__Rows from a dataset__
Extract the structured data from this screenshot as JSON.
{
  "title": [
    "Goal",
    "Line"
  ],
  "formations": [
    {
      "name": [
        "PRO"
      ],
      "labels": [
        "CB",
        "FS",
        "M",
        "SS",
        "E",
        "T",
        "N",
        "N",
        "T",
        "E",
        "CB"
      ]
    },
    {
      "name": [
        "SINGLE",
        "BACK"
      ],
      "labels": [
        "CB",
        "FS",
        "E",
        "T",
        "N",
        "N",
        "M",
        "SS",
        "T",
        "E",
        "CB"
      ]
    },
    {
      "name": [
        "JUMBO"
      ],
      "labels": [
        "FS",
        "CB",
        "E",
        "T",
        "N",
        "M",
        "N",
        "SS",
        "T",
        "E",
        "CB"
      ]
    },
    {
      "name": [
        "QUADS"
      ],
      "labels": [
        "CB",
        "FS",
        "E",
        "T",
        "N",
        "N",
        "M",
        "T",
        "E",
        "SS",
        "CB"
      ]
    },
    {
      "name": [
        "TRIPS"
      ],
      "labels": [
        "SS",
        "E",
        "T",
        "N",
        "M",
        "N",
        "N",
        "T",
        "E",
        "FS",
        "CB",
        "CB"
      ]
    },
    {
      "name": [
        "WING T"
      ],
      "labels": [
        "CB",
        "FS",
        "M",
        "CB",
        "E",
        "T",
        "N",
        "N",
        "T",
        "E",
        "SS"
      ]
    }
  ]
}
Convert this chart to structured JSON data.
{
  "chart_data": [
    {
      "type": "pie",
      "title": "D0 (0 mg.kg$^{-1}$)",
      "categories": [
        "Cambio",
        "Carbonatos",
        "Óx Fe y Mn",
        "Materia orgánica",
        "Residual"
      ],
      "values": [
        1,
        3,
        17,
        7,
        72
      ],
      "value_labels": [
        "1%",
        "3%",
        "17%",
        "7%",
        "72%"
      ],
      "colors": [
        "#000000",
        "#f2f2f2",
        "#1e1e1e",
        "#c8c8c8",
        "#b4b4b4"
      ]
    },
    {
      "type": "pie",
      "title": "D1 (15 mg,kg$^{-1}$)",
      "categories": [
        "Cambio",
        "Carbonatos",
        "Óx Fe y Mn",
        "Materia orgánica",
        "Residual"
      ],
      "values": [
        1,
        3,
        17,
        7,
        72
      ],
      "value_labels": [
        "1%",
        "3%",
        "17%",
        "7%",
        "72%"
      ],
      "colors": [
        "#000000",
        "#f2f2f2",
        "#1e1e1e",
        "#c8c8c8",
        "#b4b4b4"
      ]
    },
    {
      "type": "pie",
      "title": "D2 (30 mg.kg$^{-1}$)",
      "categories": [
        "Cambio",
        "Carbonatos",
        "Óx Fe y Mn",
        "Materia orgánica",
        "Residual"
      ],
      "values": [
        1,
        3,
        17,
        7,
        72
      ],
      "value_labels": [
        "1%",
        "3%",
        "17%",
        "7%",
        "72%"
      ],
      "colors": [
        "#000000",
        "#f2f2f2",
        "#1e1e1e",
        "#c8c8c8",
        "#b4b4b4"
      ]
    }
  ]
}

__Task__
Recopy the entries above exactly, with every line included.

__Exercise output__
Extract the structured data from this screenshot as JSON.
{
  "title": [
    "Goal",
    "Line"
  ],
  "formations": [
    {
      "name": [
        "PRO"
      ],
      "labels": [
        "CB",
        "FS",
        "M",
        "SS",
        "E",
        "T",
        "N",
        "N",
        "T",
        "E",
        "CB"
      ]
    },
    {
      "name": [
        "SINGLE",
        "BACK"
      ],
      "labels": [
        "CB",
        "FS",
        "E",
        "T",
        "N",
        "N",
        "M",
        "SS",
        "T",
        "E",
        "CB"
      ]
    },
    {
      "name": [
        "JUMBO"
      ],
      "labels": [
        "FS",
        "CB",
        "E",
        "T",
        "N",
        "M",
        "N",
        "SS",
        "T",
        "E",
        "CB"
      ]
    },
    {
      "name": [
        "QUADS"
      ],
      "labels": [
        "CB",
        "FS",
        "E",
        "T",
        "N",
        "N",
        "M",
        "T",
        "E",
        "SS",
        "CB"
      ]
    },
    {
      "name": [
        "TRIPS"
      ],
      "labels": [
        "SS",
        "E",
        "T",
        "N",
        "M",
        "N",
        "N",
        "T",
        "E",
        "FS",
        "CB",
        "CB"
      ]
    },
    {
      "name": [
        "WING T"
      ],
      "labels": [
        "CB",
        "FS",
        "M",
        "CB",
        "E",
        "T",
        "N",
        "N",
        "T",
        "E",
        "SS"
      ]
    }
  ]
}
Convert this chart to structured JSON data.
{
  "chart_data": [
    {
      "type": "pie",
      "title": "D0 (0 mg.kg$^{-1}$)",
      "categories": [
        "Cambio",
        "Carbonatos",
        "Óx Fe y Mn",
        "Materia orgánica",
        "Residual"
      ],
      "values": [
        1,
        3,
        17,
        7,
        72
      ],
      "value_labels": [
        "1%",
        "3%",
        "17%",
        "7%",
        "72%"
      ],
      "colors": [
        "#000000",
        "#f2f2f2",
        "#1e1e1e",
        "#c8c8c8",
        "#b4b4b4"
      ]
    },
    {
      "type": "pie",
      "title": "D1 (15 mg,kg$^{-1}$)",
      "categories": [
        "Cambio",
        "Carbonatos",
        "Óx Fe y Mn",
        "Materia orgánica",
        "Residual"
      ],
      "values": [
        1,
        3,
        17,
        7,
        72
      ],
      "value_labels": [
        "1%",
        "3%",
        "17%",
        "7%",
        "72%"
      ],
      "colors": [
        "#000000",
        "#f2f2f2",
        "#1e1e1e",
        "#c8c8c8",
        "#b4b4b4"
      ]
    },
    {
      "type": "pie",
      "title": "D2 (30 mg.kg$^{-1}$)",
      "categories": [
        "Cambio",
        "Carbonatos",
        "Óx Fe y Mn",
        "Materia orgánica",
        "Residual"
      ],
      "values": [
        1,
        3,
        17,
        7,
        72
      ],
      "value_labels": [
        "1%",
        "3%",
        "17%",
        "7%",
        "72%"
      ],
      "colors": [
        "#000000",
        "#f2f2f2",
        "#1e1e1e",
        "#c8c8c8",
        "#b4b4b4"
      ]
    }
  ]
}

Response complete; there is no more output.